--- PASSAGE TO READ ---
How sugar as a baby affects you when your 60

Plus: The real reason UPFs are everywhere, and the screening gap no one fixed for young women.

Hi readers 🥔 I have spent this week eating potatoes for science. Literally. I’m tracking my glucose with three rounds of (delicious) experiments. Turns out a potato isn’t just a potato…

Here are this weeks discoveries worth your attention:
💗 A concerning rise in aggressive breast cancer in younger women 
🍟 Ultra-processed foods are bad for your health (and the food system)
🍬 What you ate as a toddler influences your cardiometablic health 60 years later 

💗More invasive breast cancers appearing in younger women

New data shows more breast cancers are appearing in women below standard screening ages (40>), with many cases found at invasive stages [press release].

Julija’s Take (DPhil/PhD ABD, Clinical Scientist, Superpower):

Not only is this a scary headline - there is mounting evidence that cancer among younger adults is rising across severaltypes. Long-term hormonal contraception, chronic inflammation, metabolic dysfunction, alcohol, endocrine disruptors, later childbearing, and high breast density all stack risk earlier in life. Screening guidelines, however, were built for a world where these pressures were weaker and started later. Younger women now sit in a blind spot: rising exposures paired with screening thresholds that no longer reflect the real-world risk landscape. It’s increasingly reasonable to rethink screening and prevention strategies independent of age.

What you can do: Know your risk with a validated tool [IBIS Risk Calculator]. Reduce unnecessary hormone exposure and minimise avoidable contact with endocrine-disrupting chemicals where practical. Keep metabolic health strong, limit alcohol, and if you have family history or dense breasts, push for earlier imaging.

🍟 UFPs are the next Big Tobacco

Decades of data highlights that rising ultra-processed food (UPF) consumption is tied to obesity, diabetes, heart disease, depression and higher mortality. They’re outpacing public health systems and replacing whole meals with engineered calories — and corporate strategies are the main force behind their global spread [the papers].

Brittany’s Take (RDN, BS Genetics, Longevity Advisor, Superpower):

We’ve seen this pattern before. When profits are huge, health loses. UPFs are simply the newest product engineered against our biology. You can’t rewrite national food policy from your kitchen, but you can control the environment that shapes most of what you eat. Stock your home with real ingredients and keep the hyper-processed stuff as the exception. This flips your default without relying on discipline and protects you while the bigger system stays slow to change.
--- SUPPLIED ENTRIES ---
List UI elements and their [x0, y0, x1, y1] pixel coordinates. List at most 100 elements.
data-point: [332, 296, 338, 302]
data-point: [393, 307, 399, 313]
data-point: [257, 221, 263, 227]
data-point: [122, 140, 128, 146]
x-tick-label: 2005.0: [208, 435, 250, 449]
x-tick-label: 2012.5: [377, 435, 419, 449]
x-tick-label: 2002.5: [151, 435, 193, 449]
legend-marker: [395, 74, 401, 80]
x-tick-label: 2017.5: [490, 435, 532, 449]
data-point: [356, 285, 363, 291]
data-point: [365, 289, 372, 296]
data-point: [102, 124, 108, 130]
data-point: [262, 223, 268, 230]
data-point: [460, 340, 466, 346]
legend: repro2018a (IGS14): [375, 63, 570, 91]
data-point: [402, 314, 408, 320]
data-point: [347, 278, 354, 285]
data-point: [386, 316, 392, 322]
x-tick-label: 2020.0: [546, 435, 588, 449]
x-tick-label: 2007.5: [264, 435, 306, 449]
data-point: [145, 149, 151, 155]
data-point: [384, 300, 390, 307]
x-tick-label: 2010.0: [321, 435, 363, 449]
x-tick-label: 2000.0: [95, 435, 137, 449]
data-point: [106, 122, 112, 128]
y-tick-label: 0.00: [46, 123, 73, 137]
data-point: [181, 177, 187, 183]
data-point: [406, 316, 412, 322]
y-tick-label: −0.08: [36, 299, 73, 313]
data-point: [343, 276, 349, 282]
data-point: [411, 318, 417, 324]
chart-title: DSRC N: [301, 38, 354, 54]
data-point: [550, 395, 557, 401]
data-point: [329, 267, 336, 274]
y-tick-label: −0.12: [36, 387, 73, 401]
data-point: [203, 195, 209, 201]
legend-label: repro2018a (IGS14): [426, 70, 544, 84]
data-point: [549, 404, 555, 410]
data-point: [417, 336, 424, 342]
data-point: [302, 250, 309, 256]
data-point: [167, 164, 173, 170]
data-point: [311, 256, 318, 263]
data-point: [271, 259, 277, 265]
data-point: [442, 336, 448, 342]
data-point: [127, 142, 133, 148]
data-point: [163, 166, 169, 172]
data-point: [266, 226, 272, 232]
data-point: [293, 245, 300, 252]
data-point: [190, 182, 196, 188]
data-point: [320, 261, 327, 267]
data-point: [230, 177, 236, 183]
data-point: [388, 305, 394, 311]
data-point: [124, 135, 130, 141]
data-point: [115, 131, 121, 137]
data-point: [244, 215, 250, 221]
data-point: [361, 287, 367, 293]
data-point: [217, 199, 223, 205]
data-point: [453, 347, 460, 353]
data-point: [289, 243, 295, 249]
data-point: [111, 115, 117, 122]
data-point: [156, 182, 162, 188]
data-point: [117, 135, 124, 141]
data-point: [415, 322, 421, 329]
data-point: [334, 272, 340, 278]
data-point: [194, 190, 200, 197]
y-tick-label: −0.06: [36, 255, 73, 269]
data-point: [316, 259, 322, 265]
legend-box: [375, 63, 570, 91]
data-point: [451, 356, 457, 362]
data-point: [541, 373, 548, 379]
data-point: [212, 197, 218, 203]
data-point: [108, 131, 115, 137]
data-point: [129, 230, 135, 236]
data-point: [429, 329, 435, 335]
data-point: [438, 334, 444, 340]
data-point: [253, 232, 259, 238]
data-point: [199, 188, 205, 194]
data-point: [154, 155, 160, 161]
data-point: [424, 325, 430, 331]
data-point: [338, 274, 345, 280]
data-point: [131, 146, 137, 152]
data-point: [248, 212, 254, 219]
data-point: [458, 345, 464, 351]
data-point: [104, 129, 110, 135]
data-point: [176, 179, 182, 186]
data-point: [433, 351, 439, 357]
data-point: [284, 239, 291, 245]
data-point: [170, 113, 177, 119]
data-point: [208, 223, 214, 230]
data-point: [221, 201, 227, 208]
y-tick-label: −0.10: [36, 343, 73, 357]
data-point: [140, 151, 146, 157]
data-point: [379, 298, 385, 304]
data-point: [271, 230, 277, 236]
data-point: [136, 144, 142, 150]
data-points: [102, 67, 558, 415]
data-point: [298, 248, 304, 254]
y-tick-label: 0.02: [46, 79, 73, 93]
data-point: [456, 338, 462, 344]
---
• [ASSIGNED TASK 1]: In the health newsletter, what validated tool does it recommend for knowing your breast cancer risk?
• [ASSIGNED TASK 2]: Rewrite the paragraph of the health newsletter that begins "What you can do: Know your risk" as a bulleted list, keeping its main facts.
• [ASSIGNED TASK 3]: Pick up the health newsletter after its last sentence and write the next part.

• [TASK ANSWER 1]: The IBIS Risk Calculator.

• [TASK ANSWER 2]:
- Know your risk with a validated tool (the IBIS Risk Calculator).
- Reduce unnecessary hormone exposure.
- Minimize avoidable contact with endocrine-disrupting chemicals where practical.
- Keep metabolic health strong.
- Limit alcohol.
- If you have a family history or dense breasts, push for earlier imaging.

• [TASK ANSWER 3]:
What you can do: Rebuild your kitchen’s defaults. Keep whole foods in arm’s reach, prep ingredients that are easy to combine into meals. Pro tip: pre-cook your proteins on Sundays so they are ready to rock for the week, and go out for a scoop of ice cream instead of having a carton in your freezer. This drops your UPF load more than any “avoid this list” rule ever will.

 🍬 Baby sugar intake echoes into late-life heart health

A study tracking people from birth found that higher sugar consumption during the first 1,000 days of life predicted worse cardiometabolic markers more than 60 years later, including higher blood pressure, higher LDL, and more abdominal fat [the research]. This was independent of adult lifestyle and other risk factors.

Tash’s Take (Cert Performance Nutrition, Newsletter, Superpower):

I hosted my daughter’s first birthday on the weekend and yes, I went all in on the no sugar rule. The grandparents rolled their eyes, but this study shows why I’m comfortable drawing that line. Early sugar leaves a long term imprint on biology, the same way seatbelts and sunscreen shape safety habits. These first years are the only time we have real control over what goes in, so I’m trying to stack the deck in her favor while I still can. It won’t be perfect (it never is) but the runway we build now really does matter.

What you can do: 
If you are pregnant or breastfeeding: Cap added sugar at 25g/day — including “healthy” sources like honey, maple syrup, and coconut sugar.
If you have a child age 0–2: Keep sugar low and watch for hidden added sources. Even when labels say “natural,” “no sugar added,” or “sugar-free,” read the ingredients.

Superpowered by You: Cool your potatoes.

Potatoes are the best food on the planet (fight me).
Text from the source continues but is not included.